• [SOURCE PASSAGE]
++++++++++++++++++++
# quick question about power heads



## macframalama (Apr 17, 2012)

hey can having a powerhead fully submerged do any harm..

becaues today i was ripping my big tank apart for a rescape and major overhaul and i had never noticed my powerhead says do not fully submerge and I HAVE HAD THAT THING UNDERWATER FOR ... FOREVER any thoughts, please let me know as i am still ripping it all apart and before it goes back together i would love to know, thanks


----------



## macframalama (Apr 17, 2012)

no one?> im the only guy that pulled this lol


----------



## Ra's al Ghul (Apr 28, 2010)

You want it fully submerged, you don't want the pump to run dry


----------



## hondas3000 (Apr 22, 2010)

I would follow the instruction on it as it is design to work that way. It is also easy to get your warranty with it if you use it manufacture recommend.


----------



## Scherb (Feb 10, 2011)

Hello. depends on the power head. i never herd of one you can't submerse. the csa has a lot of rules that make manufactures put that warning in there. for example a submersible heater will say not to fully submerse even though it says full submersible on the box and is 100% submersible. just some legal crap. Cheers


----------



## hp10BII (Apr 23, 2010)

What brand is it?


----------



## gklaw (May 31, 2010)

Eventually all of them will loose their seal. When that happens you will fell the tingle when you touch the water. That's why they do not want you to fully submerge them.


----------



## macframalama (Apr 17, 2012)

yeah i removed it from the equation, basically i just wanted it to circulate some water but i had never noticed it said do not fully submerge, however it has been fully submerged in every use i have ever used it , maybe im lucky i didnt get fried or fry something else lol.oh well thanks alot for all the help guys but i just omitted it from the plan


----------
++++++++++++++++++++
Reproduce word for word the part of the powerhead thread above starting at "Hello. depends on" and ending at "(Apr 23, 2010)".

• [SUPPLIED MATERIAL]
++++++++++++++++++++
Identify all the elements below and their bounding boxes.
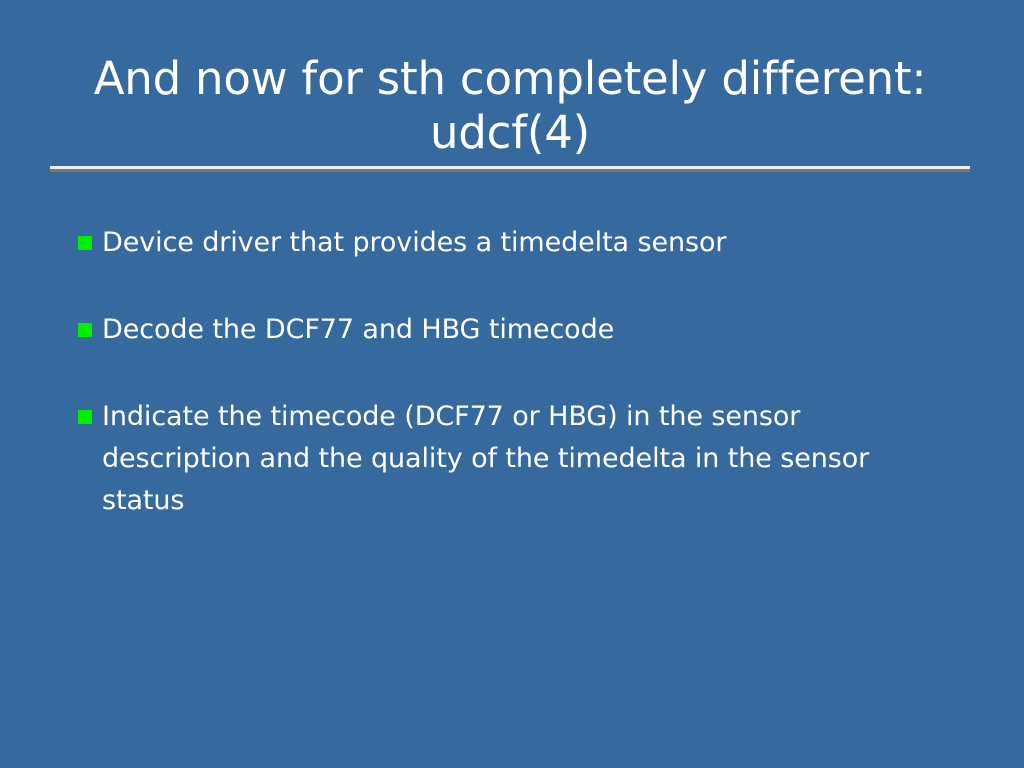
++++++++++++++++++++
• [EXERCISE SOLUTION]
Hello. depends on the power head. i never herd of one you can't submerse. the csa has a lot of rules that make manufactures put that warning in there. for example a submersible heater will say not to fully submerse even though it says full submersible on the box and is 100% submersible. just some legal crap. Cheers


----------



## hp10BII (Apr 23, 2010)